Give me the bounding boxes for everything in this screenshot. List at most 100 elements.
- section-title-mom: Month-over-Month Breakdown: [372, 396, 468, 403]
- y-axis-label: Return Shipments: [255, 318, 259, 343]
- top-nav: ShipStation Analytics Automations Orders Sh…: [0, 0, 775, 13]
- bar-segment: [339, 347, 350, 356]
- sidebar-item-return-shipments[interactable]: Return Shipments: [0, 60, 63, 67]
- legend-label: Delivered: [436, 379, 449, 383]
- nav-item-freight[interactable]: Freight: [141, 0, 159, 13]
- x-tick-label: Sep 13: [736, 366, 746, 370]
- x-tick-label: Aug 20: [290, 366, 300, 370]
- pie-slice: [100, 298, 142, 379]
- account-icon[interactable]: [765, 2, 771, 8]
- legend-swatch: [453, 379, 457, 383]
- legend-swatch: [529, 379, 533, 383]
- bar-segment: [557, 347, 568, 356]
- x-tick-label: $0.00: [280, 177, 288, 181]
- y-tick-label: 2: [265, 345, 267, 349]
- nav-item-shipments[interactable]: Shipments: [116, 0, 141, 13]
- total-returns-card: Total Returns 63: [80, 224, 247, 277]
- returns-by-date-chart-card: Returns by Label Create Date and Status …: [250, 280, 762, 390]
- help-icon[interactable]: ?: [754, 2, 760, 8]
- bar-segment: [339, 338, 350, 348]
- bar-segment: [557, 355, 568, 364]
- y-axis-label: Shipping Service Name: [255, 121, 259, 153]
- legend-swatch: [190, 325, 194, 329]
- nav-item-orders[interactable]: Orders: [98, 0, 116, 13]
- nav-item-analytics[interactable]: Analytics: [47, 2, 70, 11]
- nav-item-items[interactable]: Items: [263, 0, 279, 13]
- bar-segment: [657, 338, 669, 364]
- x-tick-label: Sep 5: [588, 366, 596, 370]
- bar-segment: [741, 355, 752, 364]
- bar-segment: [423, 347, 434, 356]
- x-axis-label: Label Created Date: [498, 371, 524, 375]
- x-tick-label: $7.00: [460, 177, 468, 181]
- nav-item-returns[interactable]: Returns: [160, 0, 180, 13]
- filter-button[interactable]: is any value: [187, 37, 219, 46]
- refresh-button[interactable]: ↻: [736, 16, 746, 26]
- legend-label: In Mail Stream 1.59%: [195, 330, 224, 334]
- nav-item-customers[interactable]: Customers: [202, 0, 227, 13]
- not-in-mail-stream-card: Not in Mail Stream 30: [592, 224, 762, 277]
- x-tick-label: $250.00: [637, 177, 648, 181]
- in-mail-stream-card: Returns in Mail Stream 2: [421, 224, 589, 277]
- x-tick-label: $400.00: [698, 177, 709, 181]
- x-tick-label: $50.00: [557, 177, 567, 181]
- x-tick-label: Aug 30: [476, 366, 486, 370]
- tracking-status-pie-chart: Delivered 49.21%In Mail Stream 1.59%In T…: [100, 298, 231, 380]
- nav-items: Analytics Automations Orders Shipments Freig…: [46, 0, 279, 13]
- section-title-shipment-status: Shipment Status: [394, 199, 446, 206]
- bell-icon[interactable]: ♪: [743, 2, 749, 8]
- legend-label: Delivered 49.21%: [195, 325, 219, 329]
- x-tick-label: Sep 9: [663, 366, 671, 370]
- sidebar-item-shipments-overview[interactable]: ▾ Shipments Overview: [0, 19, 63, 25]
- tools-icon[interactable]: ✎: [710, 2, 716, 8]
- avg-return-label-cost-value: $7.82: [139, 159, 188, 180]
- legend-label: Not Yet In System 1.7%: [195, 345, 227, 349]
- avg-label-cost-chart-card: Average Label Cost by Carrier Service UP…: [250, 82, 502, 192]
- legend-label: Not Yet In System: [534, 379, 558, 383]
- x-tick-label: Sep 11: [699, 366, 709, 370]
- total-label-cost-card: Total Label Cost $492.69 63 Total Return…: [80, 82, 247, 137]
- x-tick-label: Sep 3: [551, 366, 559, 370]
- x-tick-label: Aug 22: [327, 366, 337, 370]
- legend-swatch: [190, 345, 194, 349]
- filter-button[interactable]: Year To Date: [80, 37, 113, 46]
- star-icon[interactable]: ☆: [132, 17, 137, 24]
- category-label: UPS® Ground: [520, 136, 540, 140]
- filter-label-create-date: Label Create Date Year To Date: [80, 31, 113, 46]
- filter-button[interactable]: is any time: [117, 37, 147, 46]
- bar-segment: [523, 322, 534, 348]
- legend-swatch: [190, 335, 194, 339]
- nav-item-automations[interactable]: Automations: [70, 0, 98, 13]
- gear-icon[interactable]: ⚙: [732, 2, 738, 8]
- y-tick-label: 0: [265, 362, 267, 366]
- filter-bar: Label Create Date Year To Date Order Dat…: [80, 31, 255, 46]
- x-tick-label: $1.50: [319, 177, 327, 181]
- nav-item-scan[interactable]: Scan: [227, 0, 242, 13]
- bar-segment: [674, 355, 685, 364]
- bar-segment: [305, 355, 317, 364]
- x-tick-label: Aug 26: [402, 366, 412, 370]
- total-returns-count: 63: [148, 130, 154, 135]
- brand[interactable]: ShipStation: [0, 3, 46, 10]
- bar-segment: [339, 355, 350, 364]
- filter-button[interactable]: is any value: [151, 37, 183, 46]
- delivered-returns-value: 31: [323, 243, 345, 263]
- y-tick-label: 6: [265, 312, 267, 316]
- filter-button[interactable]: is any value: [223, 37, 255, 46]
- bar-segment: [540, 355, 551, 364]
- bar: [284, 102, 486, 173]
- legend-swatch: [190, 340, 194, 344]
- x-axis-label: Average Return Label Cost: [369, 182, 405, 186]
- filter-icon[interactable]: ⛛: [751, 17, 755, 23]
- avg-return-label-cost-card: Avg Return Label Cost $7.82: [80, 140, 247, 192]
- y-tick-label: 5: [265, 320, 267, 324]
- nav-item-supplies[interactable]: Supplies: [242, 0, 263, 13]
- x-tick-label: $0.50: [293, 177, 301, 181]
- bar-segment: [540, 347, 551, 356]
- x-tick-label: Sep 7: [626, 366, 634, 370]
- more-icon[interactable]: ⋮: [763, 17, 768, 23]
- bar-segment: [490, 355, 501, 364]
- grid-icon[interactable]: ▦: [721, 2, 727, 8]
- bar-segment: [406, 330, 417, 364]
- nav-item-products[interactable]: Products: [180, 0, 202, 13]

- - -

GIVEN REQUEST> Substitute "Week-over-Week" for "Month-over-Month" in the data from the first line through the line with "- bar-segment: [339, 347, 350, 356]", and output only those lines with nothing else altered.

EXERCISE ANSWER>
Give me the bounding boxes for everything in this screenshot. List at most 100 elements.
- section-title-mom: Week-over-Week Breakdown: [372, 396, 468, 403]
- y-axis-label: Return Shipments: [255, 318, 259, 343]
- top-nav: ShipStation Analytics Automations Orders Sh…: [0, 0, 775, 13]
- bar-segment: [339, 347, 350, 356]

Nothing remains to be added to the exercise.